Layout element annotations:
* start *
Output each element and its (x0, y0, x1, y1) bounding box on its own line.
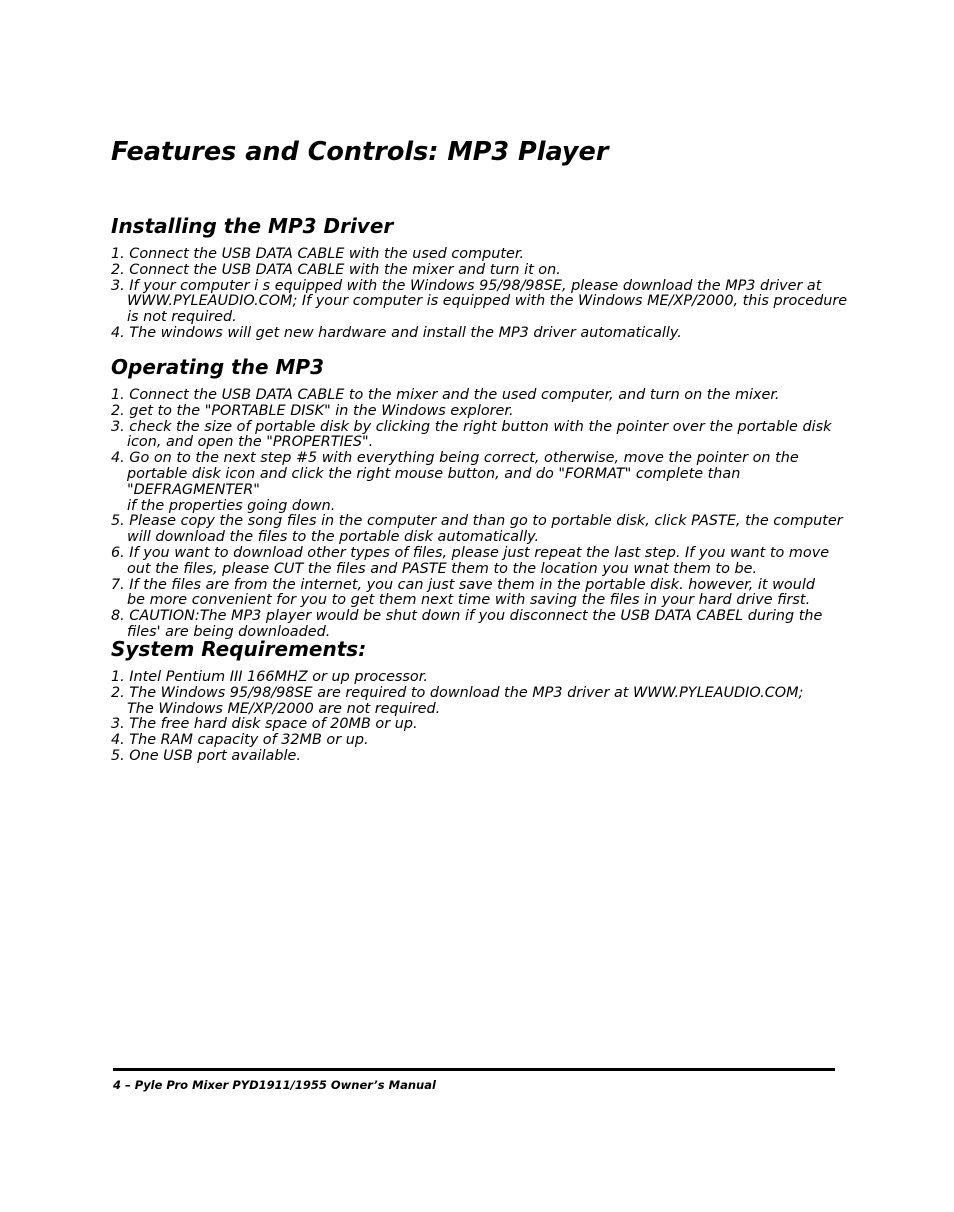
list-item: 4. The RAM capacity of 32MB or up. (111, 732, 369, 749)
section-operating-mp3 (111, 355, 851, 641)
list-item: 8. CAUTION:The MP3 player would be shut down if you disconnect the USB DATA CABEL during the files' are being downloaded. (111, 608, 823, 640)
section-heading: System Requirements: (111, 637, 367, 661)
step-list (111, 388, 851, 641)
section-system-requirements (111, 637, 851, 765)
list-item: 5. One USB port available. (111, 747, 301, 764)
list-item: 4. The windows will get new hardware and install the MP3 driver automatically. (111, 324, 682, 341)
footer-divider (113, 1068, 835, 1071)
list-item: 3. The free hard disk space of 20MB or up. (111, 716, 418, 733)
list-item: 4. Go on to the next step #5 with everything being correct, otherwise, move the pointer on the portable disk icon and click the right mouse button, and do "FORMAT" complete than "DEFRAGMENTER" if the properties going down. (111, 450, 799, 514)
list-item: 2. get to the "PORTABLE DISK" in the Windows explorer. (111, 402, 514, 419)
step-list (111, 247, 851, 342)
list-item: 1. Connect the USB DATA CABLE to the mixer and the used computer, and turn on the mixer. (111, 387, 780, 403)
section-heading: Installing the MP3 Driver (111, 214, 394, 238)
list-item: 6. If you want to download other types of files, please just repeat the last step. If you want to move out the files, please CUT the files and PASTE them to the location you wnat them to be. (111, 544, 830, 577)
list-item: 1. Intel Pentium III 166MHZ or up processor. (111, 669, 428, 685)
list-item: 3. If your computer i s equipped with the Windows 95/98/98SE, please download the MP3 driver at WWW.PYLEAUDIO.COM; If your computer is equipped with the Windows ME/XP/2000, this procedure is not required. (111, 277, 848, 326)
requirement-list (111, 670, 851, 765)
list-item: 3. check the size of portable disk by clicking the right button with the pointer over the portable disk icon, and open the "PROPERTIES". (111, 418, 832, 451)
list-item: 1. Connect the USB DATA CABLE with the used computer. (111, 246, 525, 262)
page-footer: 4 – Pyle Pro Mixer PYD1911/1955 Owner’s Manual (113, 1078, 436, 1092)
list-item: 2. The Windows 95/98/98SE are required to download the MP3 driver at WWW.PYLEAUDIO.COM; The Windows ME/XP/2000 are not required. (111, 684, 804, 717)
section-heading: Operating the MP3 (111, 355, 324, 379)
page-title: Features and Controls: MP3 Player (111, 137, 609, 167)
list-item: 2. Connect the USB DATA CABLE with the mixer and turn it on. (111, 261, 561, 278)
list-item: 5. Please copy the song files in the computer and than go to portable disk, click PASTE, the computer will download the files to the portable disk automatically. (111, 513, 843, 546)
section-installing-driver (111, 214, 851, 342)
list-item: 7. If the files are from the internet, you can just save them in the portable disk. however, it would be more convenient for you to get them next time with saving the files in your hard drive first. (111, 576, 815, 609)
* end *
Do this.
Show every line of the material that contains the word "being", treating uppercase and lowercase as different.

Response to the exercise.
list-item: 8. CAUTION:The MP3 player would be shut down if you disconnect the USB DATA CABEL during the files' are being downloaded. (111, 608, 823, 640)
list-item: 4. Go on to the next step #5 with everything being correct, otherwise, move the pointer on the portable disk icon and click the right mouse button, and do "FORMAT" complete than "DEFRAGMENTER" if the properties going down. (111, 450, 799, 514)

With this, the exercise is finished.